Dataset excerpt
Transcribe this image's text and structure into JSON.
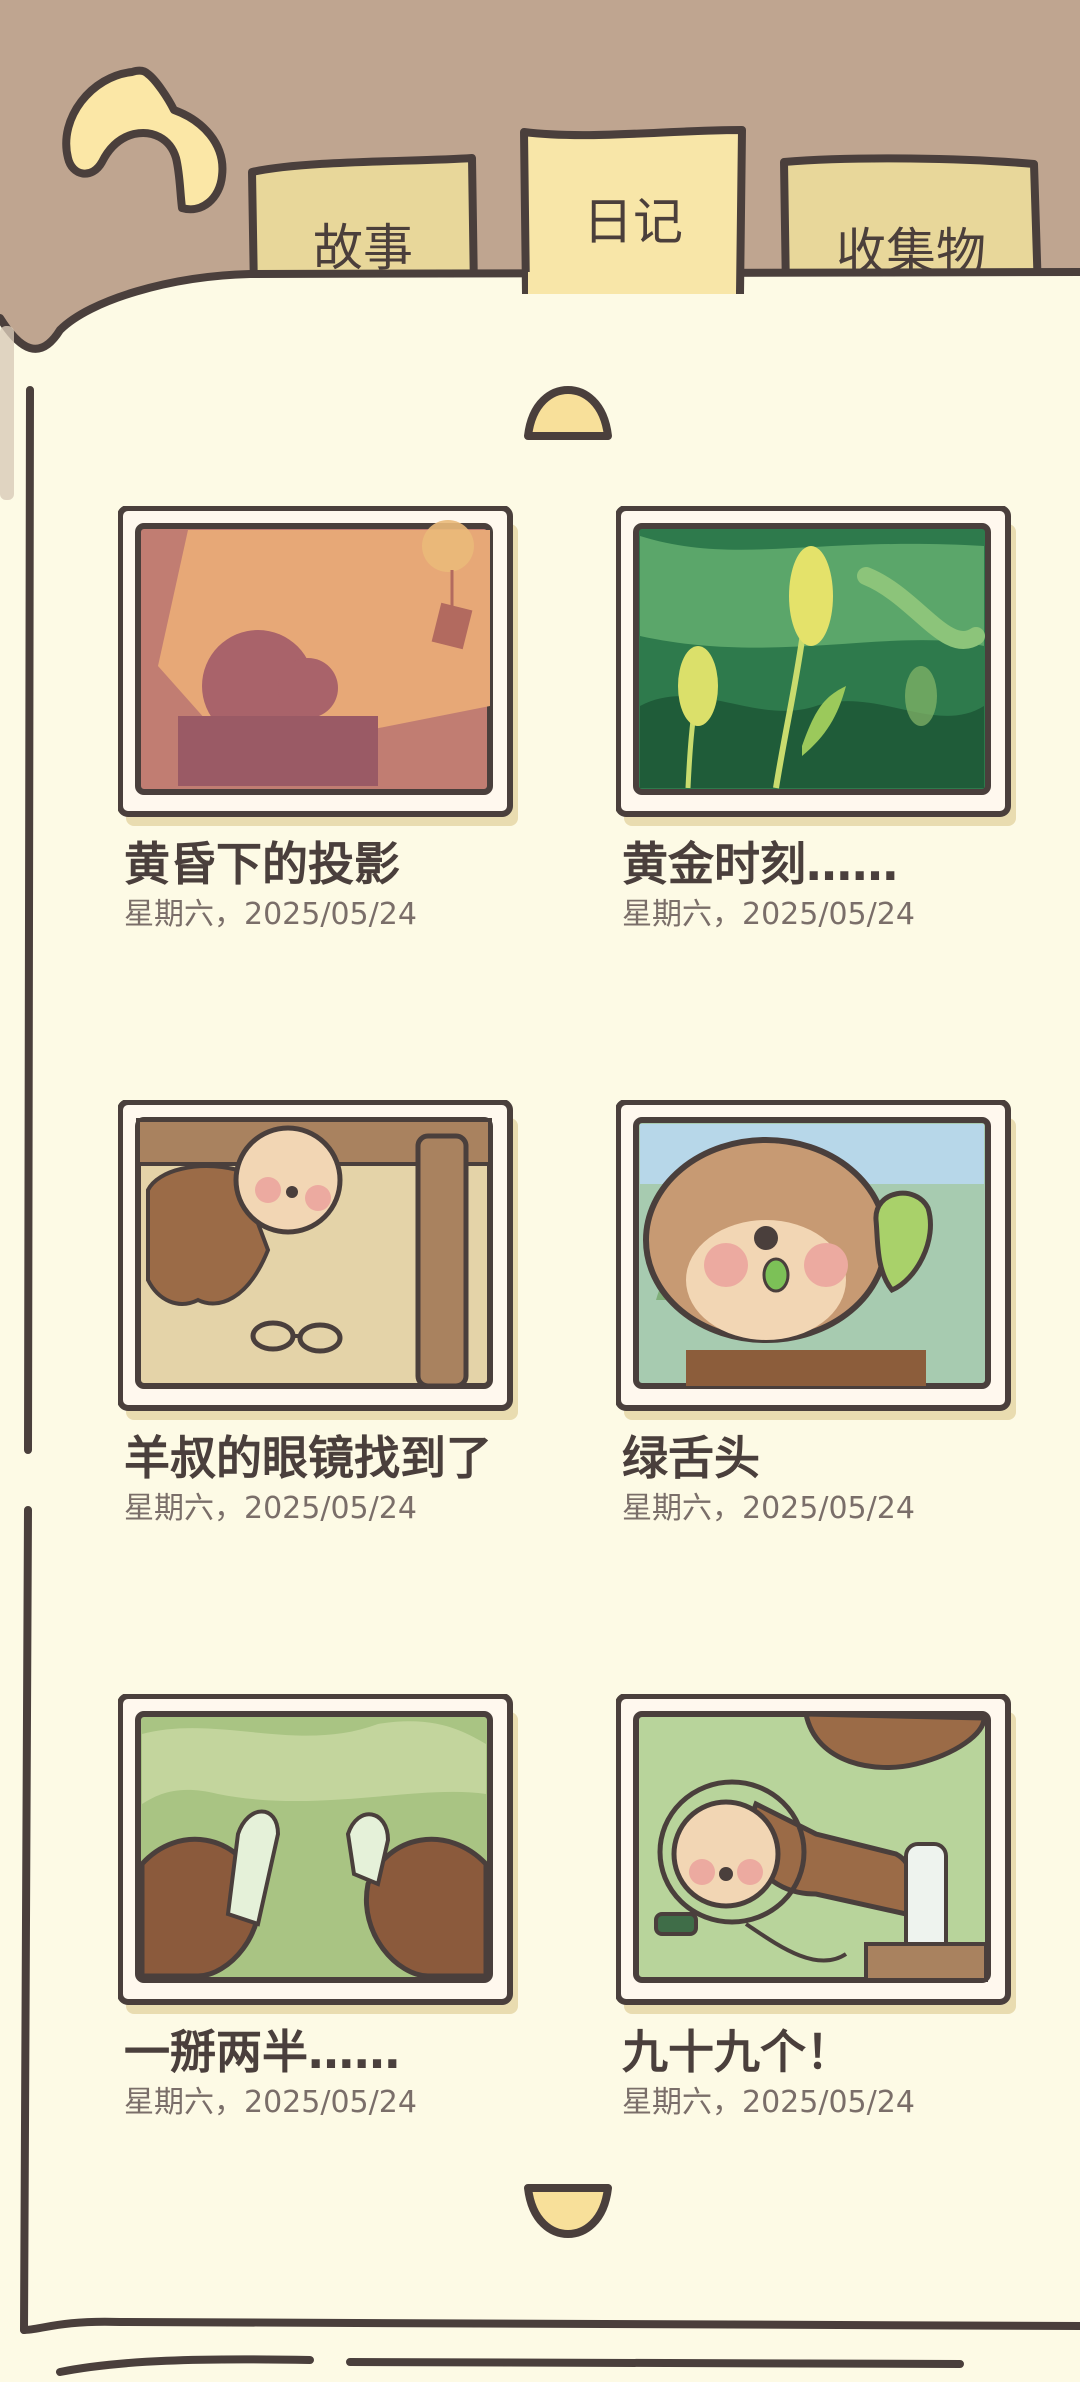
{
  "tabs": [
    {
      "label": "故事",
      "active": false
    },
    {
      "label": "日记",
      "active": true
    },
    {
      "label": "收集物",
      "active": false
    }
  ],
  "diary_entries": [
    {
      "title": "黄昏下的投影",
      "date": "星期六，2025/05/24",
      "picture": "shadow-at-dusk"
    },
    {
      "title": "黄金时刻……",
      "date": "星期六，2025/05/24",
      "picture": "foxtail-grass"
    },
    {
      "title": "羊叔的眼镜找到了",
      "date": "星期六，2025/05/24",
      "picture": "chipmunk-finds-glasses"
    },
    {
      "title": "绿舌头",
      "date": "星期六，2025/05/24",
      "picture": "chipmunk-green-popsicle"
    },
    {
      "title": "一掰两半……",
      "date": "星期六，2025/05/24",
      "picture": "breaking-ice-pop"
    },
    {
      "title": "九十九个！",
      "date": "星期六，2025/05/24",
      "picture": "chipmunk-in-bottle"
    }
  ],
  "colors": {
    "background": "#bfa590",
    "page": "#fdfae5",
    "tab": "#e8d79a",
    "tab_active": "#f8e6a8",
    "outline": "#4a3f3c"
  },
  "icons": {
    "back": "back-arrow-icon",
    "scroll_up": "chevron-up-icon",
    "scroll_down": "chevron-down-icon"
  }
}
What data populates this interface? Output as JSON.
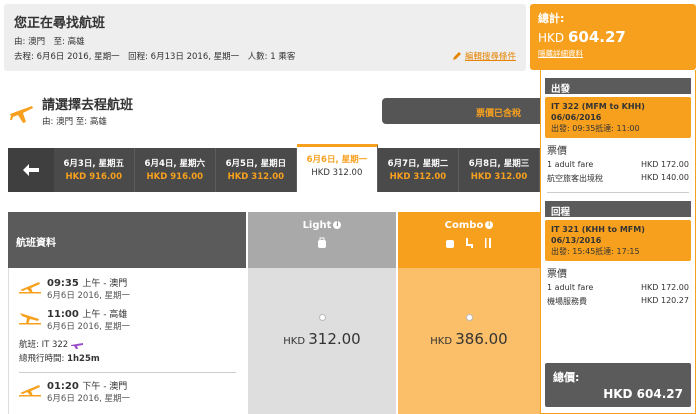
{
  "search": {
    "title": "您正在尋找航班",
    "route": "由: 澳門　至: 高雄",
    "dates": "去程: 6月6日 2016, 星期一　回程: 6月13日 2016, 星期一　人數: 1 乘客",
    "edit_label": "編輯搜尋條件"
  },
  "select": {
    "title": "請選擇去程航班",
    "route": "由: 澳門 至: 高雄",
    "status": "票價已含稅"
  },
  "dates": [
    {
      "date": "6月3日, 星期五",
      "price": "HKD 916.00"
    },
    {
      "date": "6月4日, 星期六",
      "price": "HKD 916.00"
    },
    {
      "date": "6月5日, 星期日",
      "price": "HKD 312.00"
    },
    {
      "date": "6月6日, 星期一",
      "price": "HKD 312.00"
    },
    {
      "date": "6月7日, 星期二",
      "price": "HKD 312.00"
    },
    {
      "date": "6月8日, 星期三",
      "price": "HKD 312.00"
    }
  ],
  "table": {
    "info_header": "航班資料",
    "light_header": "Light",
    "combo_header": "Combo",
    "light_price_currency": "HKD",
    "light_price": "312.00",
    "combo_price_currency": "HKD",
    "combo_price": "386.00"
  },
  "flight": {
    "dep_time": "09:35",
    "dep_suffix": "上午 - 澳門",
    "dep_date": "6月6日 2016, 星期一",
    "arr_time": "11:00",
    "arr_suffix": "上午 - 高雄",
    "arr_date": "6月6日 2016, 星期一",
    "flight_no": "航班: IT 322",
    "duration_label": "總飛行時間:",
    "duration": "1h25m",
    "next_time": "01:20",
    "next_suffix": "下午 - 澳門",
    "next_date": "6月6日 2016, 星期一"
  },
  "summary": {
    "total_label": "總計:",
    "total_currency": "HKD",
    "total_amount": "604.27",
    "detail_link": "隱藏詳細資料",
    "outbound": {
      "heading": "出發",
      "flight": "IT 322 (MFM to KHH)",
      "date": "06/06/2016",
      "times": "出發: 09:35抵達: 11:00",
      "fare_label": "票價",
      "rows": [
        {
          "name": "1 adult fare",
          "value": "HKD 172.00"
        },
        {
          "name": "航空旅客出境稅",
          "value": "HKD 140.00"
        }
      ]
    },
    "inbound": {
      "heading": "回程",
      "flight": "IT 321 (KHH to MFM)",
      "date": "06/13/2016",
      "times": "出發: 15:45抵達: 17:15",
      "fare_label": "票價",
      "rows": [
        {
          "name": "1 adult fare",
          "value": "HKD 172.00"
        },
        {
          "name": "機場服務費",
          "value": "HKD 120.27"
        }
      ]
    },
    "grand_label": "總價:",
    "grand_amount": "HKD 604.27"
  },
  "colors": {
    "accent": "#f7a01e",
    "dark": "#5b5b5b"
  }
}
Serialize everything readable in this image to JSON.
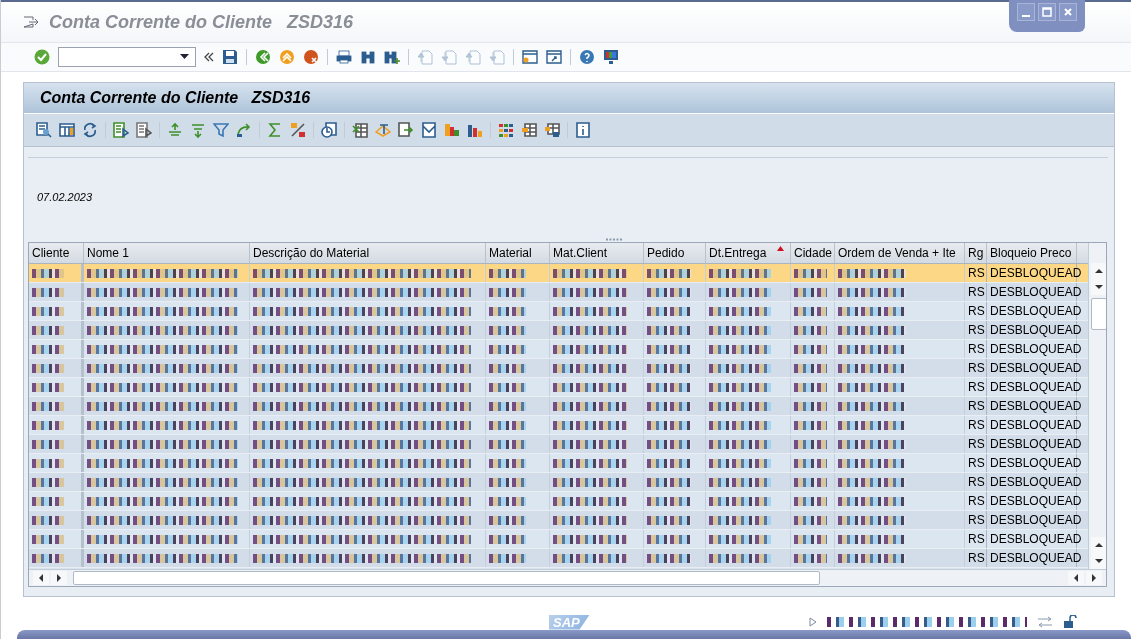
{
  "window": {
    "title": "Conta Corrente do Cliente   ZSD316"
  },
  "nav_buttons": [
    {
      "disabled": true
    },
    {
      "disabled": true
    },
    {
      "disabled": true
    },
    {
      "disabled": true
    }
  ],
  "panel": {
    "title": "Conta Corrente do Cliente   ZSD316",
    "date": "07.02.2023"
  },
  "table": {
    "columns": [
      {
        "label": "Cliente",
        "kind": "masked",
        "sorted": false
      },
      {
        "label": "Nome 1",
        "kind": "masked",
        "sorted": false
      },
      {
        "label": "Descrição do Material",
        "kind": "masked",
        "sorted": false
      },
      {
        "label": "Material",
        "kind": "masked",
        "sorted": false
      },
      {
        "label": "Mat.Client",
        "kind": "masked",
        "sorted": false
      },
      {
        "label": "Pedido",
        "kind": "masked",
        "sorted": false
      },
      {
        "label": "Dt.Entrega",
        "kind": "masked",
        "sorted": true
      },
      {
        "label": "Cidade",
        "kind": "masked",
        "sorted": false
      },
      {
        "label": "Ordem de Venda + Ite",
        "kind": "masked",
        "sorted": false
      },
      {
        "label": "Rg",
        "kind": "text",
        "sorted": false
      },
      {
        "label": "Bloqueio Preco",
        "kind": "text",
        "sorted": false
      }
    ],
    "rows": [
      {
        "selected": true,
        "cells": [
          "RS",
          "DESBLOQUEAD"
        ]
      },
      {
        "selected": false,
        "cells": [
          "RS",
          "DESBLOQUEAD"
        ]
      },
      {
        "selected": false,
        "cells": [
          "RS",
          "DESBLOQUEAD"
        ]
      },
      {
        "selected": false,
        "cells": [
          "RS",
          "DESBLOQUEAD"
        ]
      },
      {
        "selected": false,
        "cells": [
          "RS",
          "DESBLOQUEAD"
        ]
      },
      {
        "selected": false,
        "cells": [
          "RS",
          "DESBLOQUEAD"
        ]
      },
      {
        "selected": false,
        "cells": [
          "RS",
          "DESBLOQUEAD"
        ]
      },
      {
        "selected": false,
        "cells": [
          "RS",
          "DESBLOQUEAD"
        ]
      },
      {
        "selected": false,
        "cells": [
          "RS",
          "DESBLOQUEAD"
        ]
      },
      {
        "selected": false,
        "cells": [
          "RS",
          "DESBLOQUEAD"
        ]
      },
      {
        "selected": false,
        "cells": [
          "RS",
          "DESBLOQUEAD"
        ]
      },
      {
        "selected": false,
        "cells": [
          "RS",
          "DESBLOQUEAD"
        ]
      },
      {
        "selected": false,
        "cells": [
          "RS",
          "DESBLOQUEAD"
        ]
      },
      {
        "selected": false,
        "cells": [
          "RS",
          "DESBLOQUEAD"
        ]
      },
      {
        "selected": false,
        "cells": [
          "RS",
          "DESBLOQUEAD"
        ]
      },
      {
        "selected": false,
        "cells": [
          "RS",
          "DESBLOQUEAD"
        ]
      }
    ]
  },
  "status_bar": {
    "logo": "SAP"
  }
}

Given task => Check every line of the listing for the string "name" and report how many lines have it, as a number alone.

Final answer => 4